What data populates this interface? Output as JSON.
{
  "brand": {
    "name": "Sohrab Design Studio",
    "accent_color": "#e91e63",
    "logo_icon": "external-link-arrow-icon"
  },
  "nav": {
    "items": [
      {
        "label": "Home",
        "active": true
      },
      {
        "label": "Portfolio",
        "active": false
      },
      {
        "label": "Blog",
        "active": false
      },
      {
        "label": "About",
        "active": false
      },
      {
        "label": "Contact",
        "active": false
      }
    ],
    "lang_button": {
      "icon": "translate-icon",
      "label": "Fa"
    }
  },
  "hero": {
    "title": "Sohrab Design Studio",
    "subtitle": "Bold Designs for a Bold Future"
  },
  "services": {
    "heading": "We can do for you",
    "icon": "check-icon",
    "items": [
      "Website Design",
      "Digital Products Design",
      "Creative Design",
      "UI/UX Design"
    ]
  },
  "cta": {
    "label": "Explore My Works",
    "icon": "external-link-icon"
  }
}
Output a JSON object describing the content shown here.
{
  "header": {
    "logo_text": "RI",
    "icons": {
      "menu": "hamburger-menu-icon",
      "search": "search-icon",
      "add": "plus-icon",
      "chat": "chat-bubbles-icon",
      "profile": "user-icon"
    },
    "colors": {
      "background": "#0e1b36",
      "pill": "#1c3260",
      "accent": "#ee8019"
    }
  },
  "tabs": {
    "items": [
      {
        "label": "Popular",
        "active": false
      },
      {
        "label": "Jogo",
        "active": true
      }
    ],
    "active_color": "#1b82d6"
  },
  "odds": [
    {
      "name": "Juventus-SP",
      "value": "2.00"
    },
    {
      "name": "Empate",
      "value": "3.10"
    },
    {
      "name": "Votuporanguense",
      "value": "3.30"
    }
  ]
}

+++

EXERCISE GOAL -> Locate "Output a JSON" in the data above. Then repeat, exactly, its line and each line after it through the last, adding nothing.

RESPONSE TO THE EXERCISE ->
Output a JSON object describing the content shown here.
{
  "header": {
    "logo_text": "RI",
    "icons": {
      "menu": "hamburger-menu-icon",
      "search": "search-icon",
      "add": "plus-icon",
      "chat": "chat-bubbles-icon",
      "profile": "user-icon"
    },
    "colors": {
      "background": "#0e1b36",
      "pill": "#1c3260",
      "accent": "#ee8019"
    }
  },
  "tabs": {
    "items": [
      {
        "label": "Popular",
        "active": false
      },
      {
        "label": "Jogo",
        "active": true
      }
    ],
    "active_color": "#1b82d6"
  },
  "odds": [
    {
      "name": "Juventus-SP",
      "value": "2.00"
    },
    {
      "name": "Empate",
      "value": "3.10"
    },
    {
      "name": "Votuporanguense",
      "value": "3.30"
    }
  ]
}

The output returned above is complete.